** Start of Data **

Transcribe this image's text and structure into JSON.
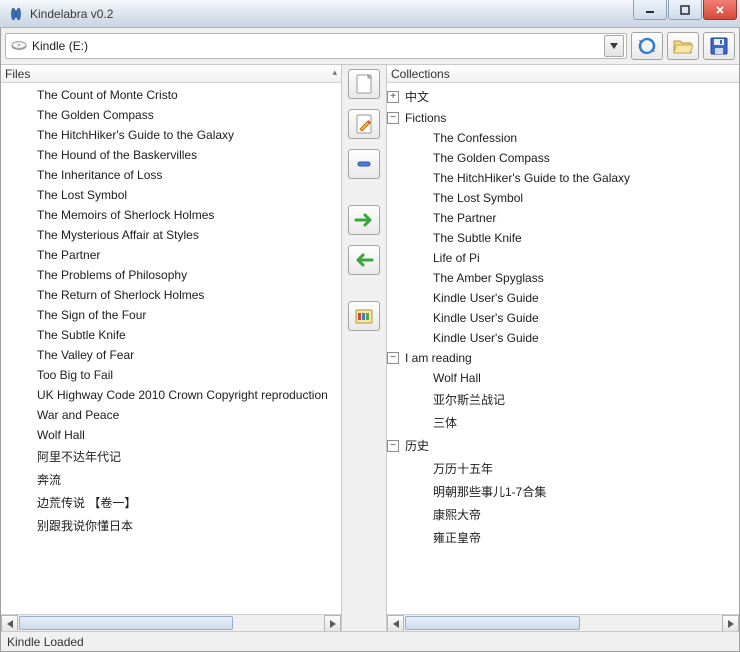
{
  "window": {
    "title": "Kindelabra v0.2"
  },
  "toolbar": {
    "drive_label": "Kindle (E:)"
  },
  "panels": {
    "files_header": "Files",
    "collections_header": "Collections"
  },
  "files": [
    "The Count of Monte Cristo",
    "The Golden Compass",
    "The HitchHiker's Guide to the Galaxy",
    "The Hound of the Baskervilles",
    "The Inheritance of Loss",
    "The Lost Symbol",
    "The Memoirs of Sherlock Holmes",
    "The Mysterious Affair at Styles",
    "The Partner",
    "The Problems of Philosophy",
    "The Return of Sherlock Holmes",
    "The Sign of the Four",
    "The Subtle Knife",
    "The Valley of Fear",
    "Too Big to Fail",
    "UK Highway Code 2010 Crown Copyright reproduction",
    "War and Peace",
    "Wolf Hall",
    "阿里不达年代记",
    "奔流",
    "边荒传说 【卷一】",
    "别跟我说你懂日本"
  ],
  "collections": [
    {
      "label": "中文",
      "state": "plus",
      "children": []
    },
    {
      "label": "Fictions",
      "state": "minus",
      "children": [
        "The Confession",
        "The Golden Compass",
        "The HitchHiker's Guide to the Galaxy",
        "The Lost Symbol",
        "The Partner",
        "The Subtle Knife",
        "Life of Pi",
        "The Amber Spyglass",
        "Kindle User's Guide",
        "Kindle User's Guide",
        "Kindle User's Guide"
      ]
    },
    {
      "label": "I am reading",
      "state": "minus",
      "children": [
        "Wolf Hall",
        "亚尔斯兰战记",
        "三体"
      ]
    },
    {
      "label": "历史",
      "state": "minus",
      "children": [
        "万历十五年",
        "明朝那些事儿1-7合集",
        "康熙大帝",
        "雍正皇帝"
      ]
    }
  ],
  "status": "Kindle Loaded"
}
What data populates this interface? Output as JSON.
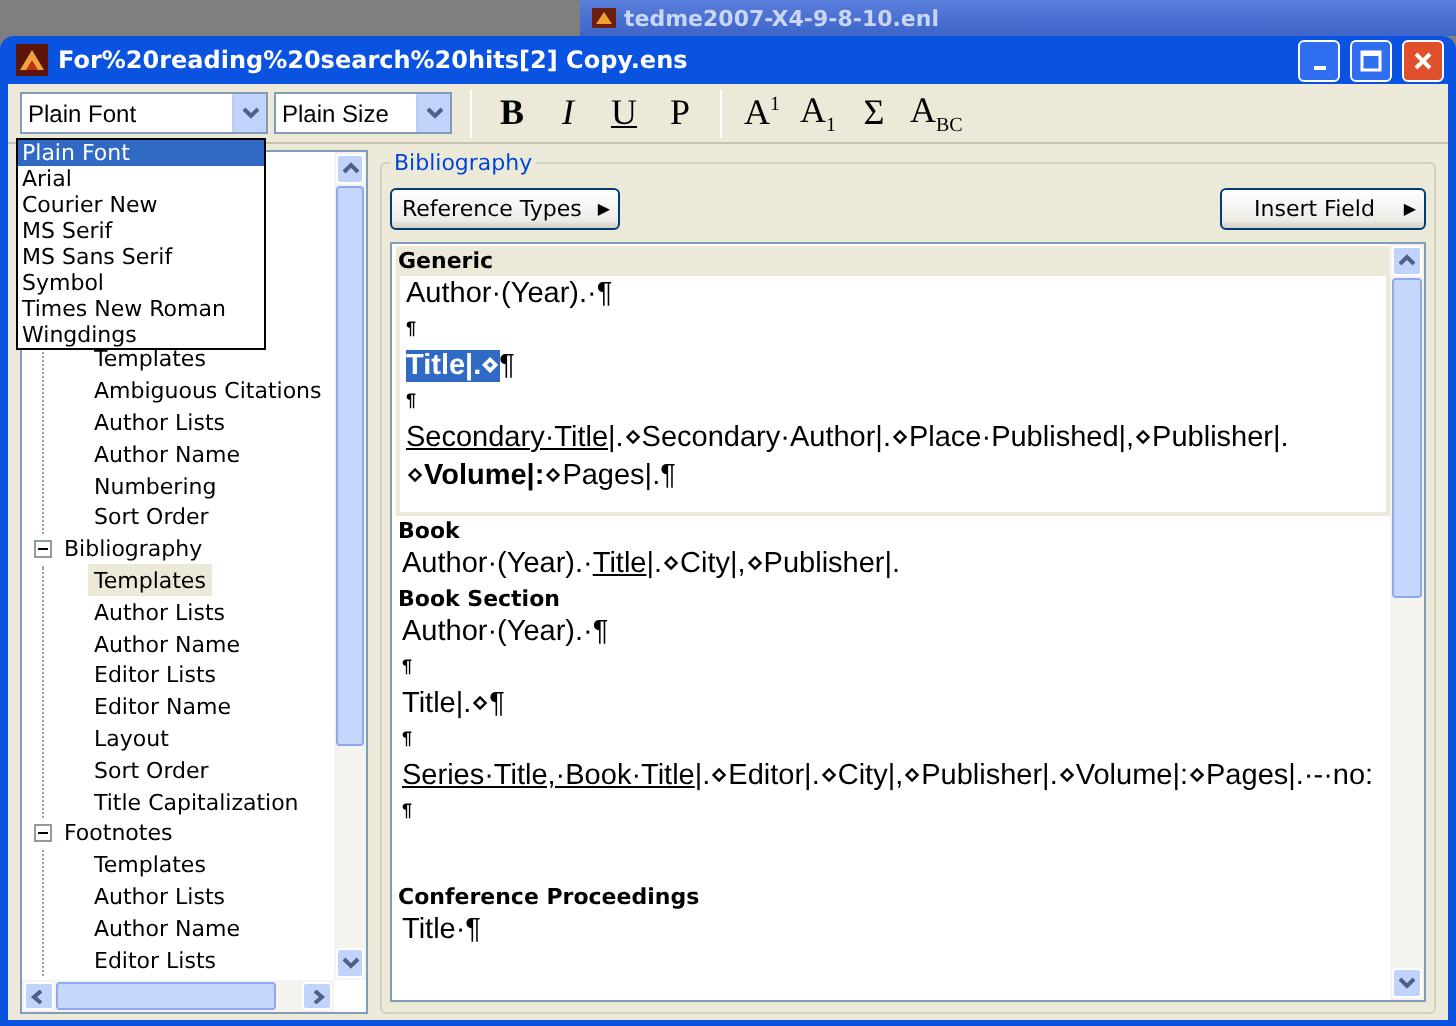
{
  "background_window": {
    "title": "tedme2007-X4-9-8-10.enl"
  },
  "window": {
    "title": "For%20reading%20search%20hits[2] Copy.ens"
  },
  "toolbar": {
    "font_combo": {
      "value": "Plain Font"
    },
    "size_combo": {
      "value": "Plain Size"
    },
    "buttons": [
      {
        "label": "B",
        "kind": "bold"
      },
      {
        "label": "I",
        "kind": "italic"
      },
      {
        "label": "U",
        "kind": "underline"
      },
      {
        "label": "P",
        "kind": "plain"
      },
      {
        "label": "A$^{1}$",
        "kind": "script"
      },
      {
        "label": "A$_{1}$",
        "kind": "script"
      },
      {
        "label": "Σ",
        "kind": "symbol"
      },
      {
        "label": "A$_{BC}$",
        "kind": "script"
      }
    ]
  },
  "font_dropdown": {
    "options": [
      {
        "label": "Plain Font",
        "selected": true
      },
      {
        "label": "Arial",
        "selected": false
      },
      {
        "label": "Courier New",
        "selected": false
      },
      {
        "label": "MS Serif",
        "selected": false
      },
      {
        "label": "MS Sans Serif",
        "selected": false
      },
      {
        "label": "Symbol",
        "selected": false
      },
      {
        "label": "Times New Roman",
        "selected": false
      },
      {
        "label": "Wingdings",
        "selected": false
      }
    ]
  },
  "tree": {
    "items": [
      {
        "children": [
          {
            "label": "Templates",
            "selected": false
          },
          {
            "label": "Ambiguous Citations",
            "selected": false
          },
          {
            "label": "Author Lists",
            "selected": false
          },
          {
            "label": "Author Name",
            "selected": false
          },
          {
            "label": "Numbering",
            "selected": false
          },
          {
            "label": "Sort Order",
            "selected": false
          }
        ]
      },
      {
        "label": "Bibliography",
        "expanded": true,
        "children": [
          {
            "label": "Templates",
            "selected": true
          },
          {
            "label": "Author Lists",
            "selected": false
          },
          {
            "label": "Author Name",
            "selected": false
          },
          {
            "label": "Editor Lists",
            "selected": false
          },
          {
            "label": "Editor Name",
            "selected": false
          },
          {
            "label": "Layout",
            "selected": false
          },
          {
            "label": "Sort Order",
            "selected": false
          },
          {
            "label": "Title Capitalization",
            "selected": false
          }
        ]
      },
      {
        "label": "Footnotes",
        "expanded": true,
        "children": [
          {
            "label": "Templates",
            "selected": false
          },
          {
            "label": "Author Lists",
            "selected": false
          },
          {
            "label": "Author Name",
            "selected": false
          },
          {
            "label": "Editor Lists",
            "selected": false
          }
        ]
      }
    ]
  },
  "panel": {
    "title": "Bibliography",
    "reference_types_button": "Reference Types",
    "insert_field_button": "Insert Field",
    "arrow": "▶",
    "templates": [
      {
        "heading": "Generic",
        "active": true,
        "lines": [
          {
            "kind": "text",
            "runs": [
              {
                "text": "Author·(Year).·¶",
                "kind": "plain"
              }
            ]
          },
          {
            "kind": "mark",
            "runs": [
              {
                "text": "¶",
                "kind": "plain"
              }
            ]
          },
          {
            "kind": "text",
            "runs": [
              {
                "text": "Title|.⋄",
                "kind": "selected"
              },
              {
                "text": "¶",
                "kind": "plain"
              }
            ]
          },
          {
            "kind": "mark",
            "runs": [
              {
                "text": "¶",
                "kind": "plain"
              }
            ]
          },
          {
            "kind": "text",
            "runs": [
              {
                "text": "Secondary·Title",
                "kind": "underline"
              },
              {
                "text": "|.⋄Secondary·Author|.⋄Place·Published|,⋄Publisher|.",
                "kind": "plain"
              }
            ]
          },
          {
            "kind": "text",
            "runs": [
              {
                "text": "⋄",
                "kind": "plain"
              },
              {
                "text": "Volume|:",
                "kind": "bold"
              },
              {
                "text": "⋄Pages|.¶",
                "kind": "plain"
              }
            ]
          }
        ]
      },
      {
        "heading": "Book",
        "active": false,
        "lines": [
          {
            "kind": "text",
            "runs": [
              {
                "text": "Author·(Year).·",
                "kind": "plain"
              },
              {
                "text": "Title",
                "kind": "underline"
              },
              {
                "text": "|.⋄City|,⋄Publisher|.",
                "kind": "plain"
              }
            ]
          }
        ]
      },
      {
        "heading": "Book Section",
        "active": false,
        "lines": [
          {
            "kind": "text",
            "runs": [
              {
                "text": "Author·(Year).·¶",
                "kind": "plain"
              }
            ]
          },
          {
            "kind": "mark",
            "runs": [
              {
                "text": "¶",
                "kind": "plain"
              }
            ]
          },
          {
            "kind": "text",
            "runs": [
              {
                "text": "Title|.⋄¶",
                "kind": "plain"
              }
            ]
          },
          {
            "kind": "mark",
            "runs": [
              {
                "text": "¶",
                "kind": "plain"
              }
            ]
          },
          {
            "kind": "text",
            "runs": [
              {
                "text": "Series·Title,·Book·Title",
                "kind": "underline"
              },
              {
                "text": "|.⋄Editor|.⋄City|,⋄Publisher|.⋄Volume|:⋄Pages|.·-·no:",
                "kind": "plain"
              }
            ]
          },
          {
            "kind": "mark",
            "runs": [
              {
                "text": "¶",
                "kind": "plain"
              }
            ]
          },
          {
            "kind": "blank"
          }
        ]
      },
      {
        "heading": "Conference Proceedings",
        "active": false,
        "lines": [
          {
            "kind": "text",
            "runs": [
              {
                "text": "Title·¶",
                "kind": "plain"
              }
            ]
          }
        ]
      }
    ]
  }
}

** End of Data **

• The exercise:
Reproduce each line of the records exactly, and omit every picture.

• Solution for this problem:
Transcribe this image's text and structure into JSON.
{
  "window": {
    "title": "Kindelabra v0.2"
  },
  "toolbar": {
    "drive_label": "Kindle (E:)"
  },
  "panels": {
    "files_header": "Files",
    "collections_header": "Collections"
  },
  "files": [
    "The Count of Monte Cristo",
    "The Golden Compass",
    "The HitchHiker's Guide to the Galaxy",
    "The Hound of the Baskervilles",
    "The Inheritance of Loss",
    "The Lost Symbol",
    "The Memoirs of Sherlock Holmes",
    "The Mysterious Affair at Styles",
    "The Partner",
    "The Problems of Philosophy",
    "The Return of Sherlock Holmes",
    "The Sign of the Four",
    "The Subtle Knife",
    "The Valley of Fear",
    "Too Big to Fail",
    "UK Highway Code 2010 Crown Copyright reproduction",
    "War and Peace",
    "Wolf Hall",
    "阿里不达年代记",
    "奔流",
    "边荒传说 【卷一】",
    "别跟我说你懂日本"
  ],
  "collections": [
    {
      "label": "中文",
      "state": "plus",
      "children": []
    },
    {
      "label": "Fictions",
      "state": "minus",
      "children": [
        "The Confession",
        "The Golden Compass",
        "The HitchHiker's Guide to the Galaxy",
        "The Lost Symbol",
        "The Partner",
        "The Subtle Knife",
        "Life of Pi",
        "The Amber Spyglass",
        "Kindle User's Guide",
        "Kindle User's Guide",
        "Kindle User's Guide"
      ]
    },
    {
      "label": "I am reading",
      "state": "minus",
      "children": [
        "Wolf Hall",
        "亚尔斯兰战记",
        "三体"
      ]
    },
    {
      "label": "历史",
      "state": "minus",
      "children": [
        "万历十五年",
        "明朝那些事儿1-7合集",
        "康熙大帝",
        "雍正皇帝"
      ]
    }
  ],
  "status": "Kindle Loaded"
}
What data populates this interface? Output as JSON.
{
  "background_window": {
    "title": "tedme2007-X4-9-8-10.enl"
  },
  "window": {
    "title": "For%20reading%20search%20hits[2] Copy.ens"
  },
  "toolbar": {
    "font_combo": {
      "value": "Plain Font"
    },
    "size_combo": {
      "value": "Plain Size"
    },
    "buttons": [
      {
        "label": "B",
        "kind": "bold"
      },
      {
        "label": "I",
        "kind": "italic"
      },
      {
        "label": "U",
        "kind": "underline"
      },
      {
        "label": "P",
        "kind": "plain"
      },
      {
        "label": "A$^{1}$",
        "kind": "script"
      },
      {
        "label": "A$_{1}$",
        "kind": "script"
      },
      {
        "label": "Σ",
        "kind": "symbol"
      },
      {
        "label": "A$_{BC}$",
        "kind": "script"
      }
    ]
  },
  "font_dropdown": {
    "options": [
      {
        "label": "Plain Font",
        "selected": true
      },
      {
        "label": "Arial",
        "selected": false
      },
      {
        "label": "Courier New",
        "selected": false
      },
      {
        "label": "MS Serif",
        "selected": false
      },
      {
        "label": "MS Sans Serif",
        "selected": false
      },
      {
        "label": "Symbol",
        "selected": false
      },
      {
        "label": "Times New Roman",
        "selected": false
      },
      {
        "label": "Wingdings",
        "selected": false
      }
    ]
  },
  "tree": {
    "items": [
      {
        "children": [
          {
            "label": "Templates",
            "selected": false
          },
          {
            "label": "Ambiguous Citations",
            "selected": false
          },
          {
            "label": "Author Lists",
            "selected": false
          },
          {
            "label": "Author Name",
            "selected": false
          },
          {
            "label": "Numbering",
            "selected": false
          },
          {
            "label": "Sort Order",
            "selected": false
          }
        ]
      },
      {
        "label": "Bibliography",
        "expanded": true,
        "children": [
          {
            "label": "Templates",
            "selected": true
          },
          {
            "label": "Author Lists",
            "selected": false
          },
          {
            "label": "Author Name",
            "selected": false
          },
          {
            "label": "Editor Lists",
            "selected": false
          },
          {
            "label": "Editor Name",
            "selected": false
          },
          {
            "label": "Layout",
            "selected": false
          },
          {
            "label": "Sort Order",
            "selected": false
          },
          {
            "label": "Title Capitalization",
            "selected": false
          }
        ]
      },
      {
        "label": "Footnotes",
        "expanded": true,
        "children": [
          {
            "label": "Templates",
            "selected": false
          },
          {
            "label": "Author Lists",
            "selected": false
          },
          {
            "label": "Author Name",
            "selected": false
          },
          {
            "label": "Editor Lists",
            "selected": false
          }
        ]
      }
    ]
  },
  "panel": {
    "title": "Bibliography",
    "reference_types_button": "Reference Types",
    "insert_field_button": "Insert Field",
    "arrow": "▶",
    "templates": [
      {
        "heading": "Generic",
        "active": true,
        "lines": [
          {
            "kind": "text",
            "runs": [
              {
                "text": "Author·(Year).·¶",
                "kind": "plain"
              }
            ]
          },
          {
            "kind": "mark",
            "runs": [
              {
                "text": "¶",
                "kind": "plain"
              }
            ]
          },
          {
            "kind": "text",
            "runs": [
              {
                "text": "Title|.⋄",
                "kind": "selected"
              },
              {
                "text": "¶",
                "kind": "plain"
              }
            ]
          },
          {
            "kind": "mark",
            "runs": [
              {
                "text": "¶",
                "kind": "plain"
              }
            ]
          },
          {
            "kind": "text",
            "runs": [
              {
                "text": "Secondary·Title",
                "kind": "underline"
              },
              {
                "text": "|.⋄Secondary·Author|.⋄Place·Published|,⋄Publisher|.",
                "kind": "plain"
              }
            ]
          },
          {
            "kind": "text",
            "runs": [
              {
                "text": "⋄",
                "kind": "plain"
              },
              {
                "text": "Volume|:",
                "kind": "bold"
              },
              {
                "text": "⋄Pages|.¶",
                "kind": "plain"
              }
            ]
          }
        ]
      },
      {
        "heading": "Book",
        "active": false,
        "lines": [
          {
            "kind": "text",
            "runs": [
              {
                "text": "Author·(Year).·",
                "kind": "plain"
              },
              {
                "text": "Title",
                "kind": "underline"
              },
              {
                "text": "|.⋄City|,⋄Publisher|.",
                "kind": "plain"
              }
            ]
          }
        ]
      },
      {
        "heading": "Book Section",
        "active": false,
        "lines": [
          {
            "kind": "text",
            "runs": [
              {
                "text": "Author·(Year).·¶",
                "kind": "plain"
              }
            ]
          },
          {
            "kind": "mark",
            "runs": [
              {
                "text": "¶",
                "kind": "plain"
              }
            ]
          },
          {
            "kind": "text",
            "runs": [
              {
                "text": "Title|.⋄¶",
                "kind": "plain"
              }
            ]
          },
          {
            "kind": "mark",
            "runs": [
              {
                "text": "¶",
                "kind": "plain"
              }
            ]
          },
          {
            "kind": "text",
            "runs": [
              {
                "text": "Series·Title,·Book·Title",
                "kind": "underline"
              },
              {
                "text": "|.⋄Editor|.⋄City|,⋄Publisher|.⋄Volume|:⋄Pages|.·-·no:",
                "kind": "plain"
              }
            ]
          },
          {
            "kind": "mark",
            "runs": [
              {
                "text": "¶",
                "kind": "plain"
              }
            ]
          },
          {
            "kind": "blank"
          }
        ]
      },
      {
        "heading": "Conference Proceedings",
        "active": false,
        "lines": [
          {
            "kind": "text",
            "runs": [
              {
                "text": "Title·¶",
                "kind": "plain"
              }
            ]
          }
        ]
      }
    ]
  }
}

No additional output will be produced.